■ Task to complete ■
Locate the lines where "files" occurs and copy them as they stand.

Records from a data source:
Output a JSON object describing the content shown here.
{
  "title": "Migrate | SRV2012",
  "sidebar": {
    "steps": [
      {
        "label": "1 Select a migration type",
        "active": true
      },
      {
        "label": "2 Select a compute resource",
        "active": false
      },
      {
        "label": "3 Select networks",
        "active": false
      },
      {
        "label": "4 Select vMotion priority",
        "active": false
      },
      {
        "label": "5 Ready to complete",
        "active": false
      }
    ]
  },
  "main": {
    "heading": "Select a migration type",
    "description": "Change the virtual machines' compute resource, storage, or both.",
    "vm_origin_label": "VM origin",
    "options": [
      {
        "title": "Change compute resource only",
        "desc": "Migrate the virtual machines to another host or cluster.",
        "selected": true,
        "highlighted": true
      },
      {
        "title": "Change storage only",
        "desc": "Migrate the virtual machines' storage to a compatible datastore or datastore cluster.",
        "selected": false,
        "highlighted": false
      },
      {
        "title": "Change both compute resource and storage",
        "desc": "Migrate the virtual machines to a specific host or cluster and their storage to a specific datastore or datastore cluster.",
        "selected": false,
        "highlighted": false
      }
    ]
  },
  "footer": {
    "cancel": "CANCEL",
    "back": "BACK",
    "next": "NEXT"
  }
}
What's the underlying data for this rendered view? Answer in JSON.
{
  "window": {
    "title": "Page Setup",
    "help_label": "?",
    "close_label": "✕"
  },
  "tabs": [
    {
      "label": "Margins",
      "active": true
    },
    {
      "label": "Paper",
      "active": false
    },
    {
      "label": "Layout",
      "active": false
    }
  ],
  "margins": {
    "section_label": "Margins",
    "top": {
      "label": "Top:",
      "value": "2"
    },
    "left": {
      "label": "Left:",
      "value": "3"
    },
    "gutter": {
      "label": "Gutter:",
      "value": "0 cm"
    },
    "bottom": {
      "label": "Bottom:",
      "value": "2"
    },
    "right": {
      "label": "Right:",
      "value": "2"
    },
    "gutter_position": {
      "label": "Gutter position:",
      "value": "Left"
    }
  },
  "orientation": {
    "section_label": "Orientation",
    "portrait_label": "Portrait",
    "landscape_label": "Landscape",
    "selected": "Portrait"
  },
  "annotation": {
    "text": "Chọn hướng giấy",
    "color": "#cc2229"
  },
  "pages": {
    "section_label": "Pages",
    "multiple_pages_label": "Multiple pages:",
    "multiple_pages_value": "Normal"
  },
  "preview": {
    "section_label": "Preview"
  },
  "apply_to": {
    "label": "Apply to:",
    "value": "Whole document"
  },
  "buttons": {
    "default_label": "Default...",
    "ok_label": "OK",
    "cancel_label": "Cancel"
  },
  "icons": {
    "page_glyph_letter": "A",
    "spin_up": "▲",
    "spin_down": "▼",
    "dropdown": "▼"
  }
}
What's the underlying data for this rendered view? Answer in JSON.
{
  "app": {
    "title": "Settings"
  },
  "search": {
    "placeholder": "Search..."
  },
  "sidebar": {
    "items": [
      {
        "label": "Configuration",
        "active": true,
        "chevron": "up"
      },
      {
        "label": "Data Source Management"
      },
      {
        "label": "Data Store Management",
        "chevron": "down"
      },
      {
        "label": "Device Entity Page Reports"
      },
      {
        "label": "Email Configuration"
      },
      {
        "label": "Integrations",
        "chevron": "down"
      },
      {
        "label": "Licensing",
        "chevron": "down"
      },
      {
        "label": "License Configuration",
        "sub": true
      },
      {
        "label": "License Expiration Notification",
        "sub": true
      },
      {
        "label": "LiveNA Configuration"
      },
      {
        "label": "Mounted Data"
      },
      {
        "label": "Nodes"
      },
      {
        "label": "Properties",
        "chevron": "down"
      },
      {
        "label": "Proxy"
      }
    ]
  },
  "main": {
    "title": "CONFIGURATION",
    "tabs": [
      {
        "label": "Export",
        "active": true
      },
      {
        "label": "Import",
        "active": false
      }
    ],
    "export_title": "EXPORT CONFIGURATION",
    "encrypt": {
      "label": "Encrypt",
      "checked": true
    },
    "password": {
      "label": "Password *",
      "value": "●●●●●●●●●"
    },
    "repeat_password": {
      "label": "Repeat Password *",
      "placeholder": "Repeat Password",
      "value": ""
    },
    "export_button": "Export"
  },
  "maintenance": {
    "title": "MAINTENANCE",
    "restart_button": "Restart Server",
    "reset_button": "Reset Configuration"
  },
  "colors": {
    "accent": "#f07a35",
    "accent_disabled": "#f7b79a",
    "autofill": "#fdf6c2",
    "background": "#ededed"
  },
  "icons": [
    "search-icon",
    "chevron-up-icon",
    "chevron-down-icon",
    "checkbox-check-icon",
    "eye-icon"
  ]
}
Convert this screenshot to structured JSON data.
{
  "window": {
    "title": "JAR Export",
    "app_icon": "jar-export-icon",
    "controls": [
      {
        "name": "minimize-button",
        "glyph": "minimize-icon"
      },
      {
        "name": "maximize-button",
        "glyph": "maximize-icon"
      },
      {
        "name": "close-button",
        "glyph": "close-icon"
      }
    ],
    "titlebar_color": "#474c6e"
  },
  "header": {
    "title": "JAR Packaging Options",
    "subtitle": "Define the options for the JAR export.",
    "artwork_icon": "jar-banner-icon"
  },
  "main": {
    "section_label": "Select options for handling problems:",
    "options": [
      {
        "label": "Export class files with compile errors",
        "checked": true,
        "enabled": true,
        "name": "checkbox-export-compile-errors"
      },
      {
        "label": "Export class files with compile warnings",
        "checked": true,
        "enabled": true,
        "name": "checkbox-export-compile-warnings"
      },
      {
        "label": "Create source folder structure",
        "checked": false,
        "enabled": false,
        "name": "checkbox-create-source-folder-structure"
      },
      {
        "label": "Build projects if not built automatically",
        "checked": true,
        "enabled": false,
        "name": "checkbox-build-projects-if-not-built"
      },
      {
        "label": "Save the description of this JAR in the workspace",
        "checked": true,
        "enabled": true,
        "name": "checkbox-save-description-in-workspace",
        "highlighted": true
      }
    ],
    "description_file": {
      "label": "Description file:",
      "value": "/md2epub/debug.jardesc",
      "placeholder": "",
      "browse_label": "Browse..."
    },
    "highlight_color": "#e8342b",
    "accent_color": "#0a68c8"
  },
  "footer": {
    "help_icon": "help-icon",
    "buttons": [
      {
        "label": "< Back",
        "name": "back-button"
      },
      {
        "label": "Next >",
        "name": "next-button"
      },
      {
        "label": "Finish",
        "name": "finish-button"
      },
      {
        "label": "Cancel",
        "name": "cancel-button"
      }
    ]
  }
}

■ The result ■
        "label": "Export class files with compile errors",
        "label": "Export class files with compile warnings",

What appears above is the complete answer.